> **Problem statement**: Wherever the word "XSHOOTER" appears in the entries, copy the whole line.

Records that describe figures
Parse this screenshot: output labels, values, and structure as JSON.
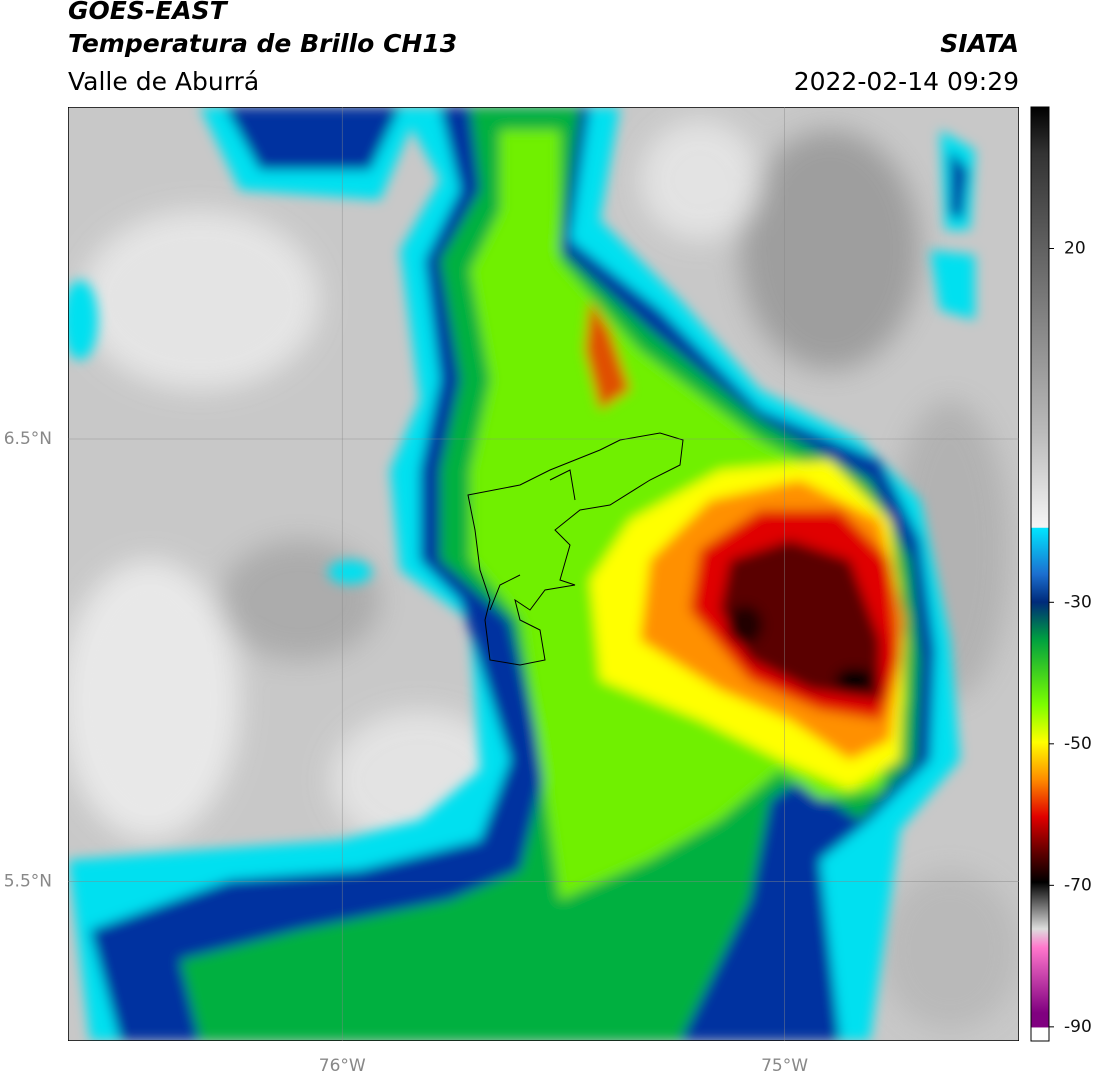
{
  "header": {
    "title": "GOES-EAST",
    "subtitle": "Temperatura de Brillo CH13",
    "region": "Valle de Aburrá",
    "source": "SIATA",
    "timestamp": "2022-02-14 09:29"
  },
  "map": {
    "lonlim": [
      -76.62,
      -74.47
    ],
    "latlim": [
      5.14,
      7.25
    ],
    "lonticks": [
      {
        "value": -76,
        "label": "76°W"
      },
      {
        "value": -75,
        "label": "75°W"
      }
    ],
    "latticks": [
      {
        "value": 6.5,
        "label": "6.5°N"
      },
      {
        "value": 5.5,
        "label": "5.5°N"
      }
    ],
    "grid": true
  },
  "colorbar": {
    "lim": [
      -92,
      40
    ],
    "ticks": [
      20,
      -30,
      -50,
      -70,
      -90
    ]
  }
}
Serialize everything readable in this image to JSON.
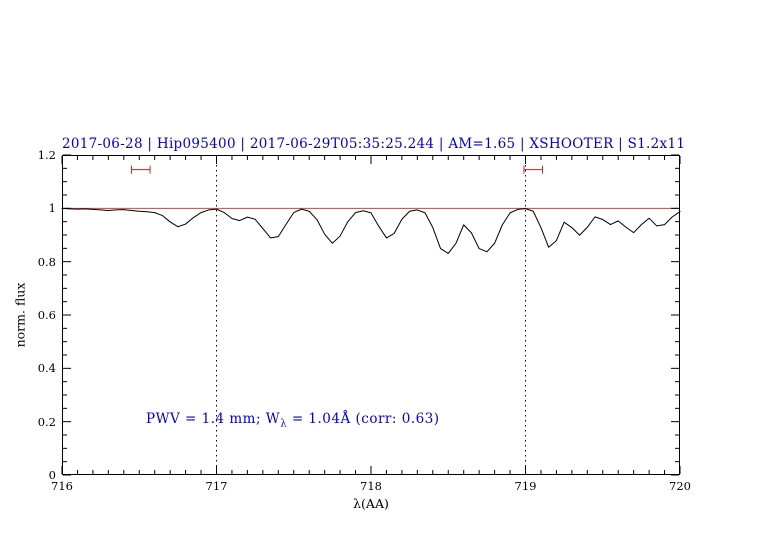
{
  "title": "2017-06-28 | Hip095400 | 2017-06-29T05:35:25.244 | AM=1.65 | XSHOOTER | S1.2x11",
  "annotation": {
    "prefix": "PWV = 1.4 mm; W",
    "sub": "λ",
    "suffix": " = 1.04Å (corr: 0.63)"
  },
  "colors": {
    "title_blue": "#0000dd",
    "annotation_blue": "#0000dd",
    "reference_red": "#cc4444",
    "marker_red": "#cc2222",
    "spectrum_black": "#000000",
    "axis_black": "#000000"
  },
  "chart_data": {
    "type": "line",
    "title": "2017-06-28 | Hip095400 | 2017-06-29T05:35:25.244 | AM=1.65 | XSHOOTER | S1.2x11",
    "xlabel": "λ(AA)",
    "ylabel": "norm. flux",
    "xlim": [
      716,
      720
    ],
    "ylim": [
      0,
      1.2
    ],
    "xticks": [
      716,
      717,
      718,
      719,
      720
    ],
    "xtick_labels": [
      "716",
      "717",
      "718",
      "719",
      "720"
    ],
    "x_minor_step": 0.1,
    "yticks": [
      0,
      0.2,
      0.4,
      0.6,
      0.8,
      1,
      1.2
    ],
    "ytick_labels": [
      "0",
      "0.2",
      "0.4",
      "0.6",
      "0.8",
      "1",
      "1.2"
    ],
    "y_minor_step": 0.05,
    "grid": false,
    "vlines_dotted": [
      717,
      719
    ],
    "reference_hline": 1.0,
    "range_markers": [
      {
        "x1": 716.45,
        "x2": 716.57,
        "y": 1.145
      },
      {
        "x1": 718.99,
        "x2": 719.11,
        "y": 1.145
      }
    ],
    "series": [
      {
        "name": "normalized telluric spectrum",
        "x": [
          716,
          716.05,
          716.1,
          716.15,
          716.2,
          716.25,
          716.3,
          716.35,
          716.4,
          716.45,
          716.5,
          716.55,
          716.6,
          716.65,
          716.7,
          716.75,
          716.8,
          716.85,
          716.9,
          716.95,
          717,
          717.05,
          717.1,
          717.15,
          717.2,
          717.25,
          717.3,
          717.35,
          717.4,
          717.45,
          717.5,
          717.55,
          717.6,
          717.65,
          717.7,
          717.75,
          717.8,
          717.85,
          717.9,
          717.95,
          718,
          718.05,
          718.1,
          718.15,
          718.2,
          718.25,
          718.3,
          718.35,
          718.4,
          718.45,
          718.5,
          718.55,
          718.6,
          718.65,
          718.7,
          718.75,
          718.8,
          718.85,
          718.9,
          718.95,
          719,
          719.05,
          719.1,
          719.15,
          719.2,
          719.25,
          719.3,
          719.35,
          719.4,
          719.45,
          719.5,
          719.55,
          719.6,
          719.65,
          719.7,
          719.75,
          719.8,
          719.85,
          719.9,
          719.95,
          720
        ],
        "y": [
          1.0,
          0.998,
          0.997,
          0.998,
          0.996,
          0.994,
          0.992,
          0.994,
          0.995,
          0.992,
          0.989,
          0.987,
          0.984,
          0.973,
          0.949,
          0.931,
          0.941,
          0.965,
          0.984,
          0.994,
          0.997,
          0.984,
          0.962,
          0.954,
          0.967,
          0.959,
          0.924,
          0.889,
          0.894,
          0.94,
          0.984,
          0.997,
          0.989,
          0.958,
          0.903,
          0.869,
          0.896,
          0.95,
          0.984,
          0.991,
          0.983,
          0.933,
          0.889,
          0.906,
          0.959,
          0.989,
          0.994,
          0.983,
          0.928,
          0.849,
          0.831,
          0.869,
          0.938,
          0.908,
          0.849,
          0.837,
          0.869,
          0.938,
          0.983,
          0.996,
          0.999,
          0.989,
          0.928,
          0.854,
          0.879,
          0.948,
          0.928,
          0.899,
          0.929,
          0.968,
          0.958,
          0.939,
          0.953,
          0.929,
          0.909,
          0.939,
          0.963,
          0.934,
          0.939,
          0.968,
          0.988
        ]
      }
    ]
  }
}
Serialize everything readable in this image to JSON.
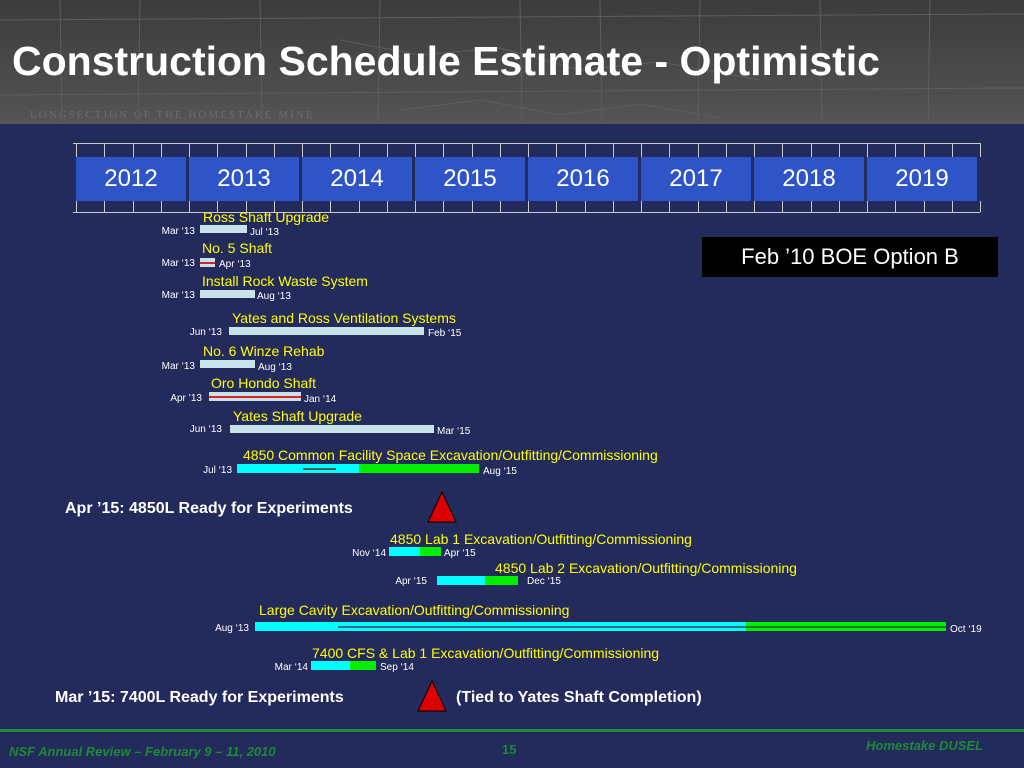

> **Full solution**:
  "title": "2017-06-28 | Hip095400 | 2017-06-29T05:35:25.244 | AM=1.65 | XSHOOTER | S1.2x11",
    "title": "2017-06-28 | Hip095400 | 2017-06-29T05:35:25.244 | AM=1.65 | XSHOOTER | S1.2x11",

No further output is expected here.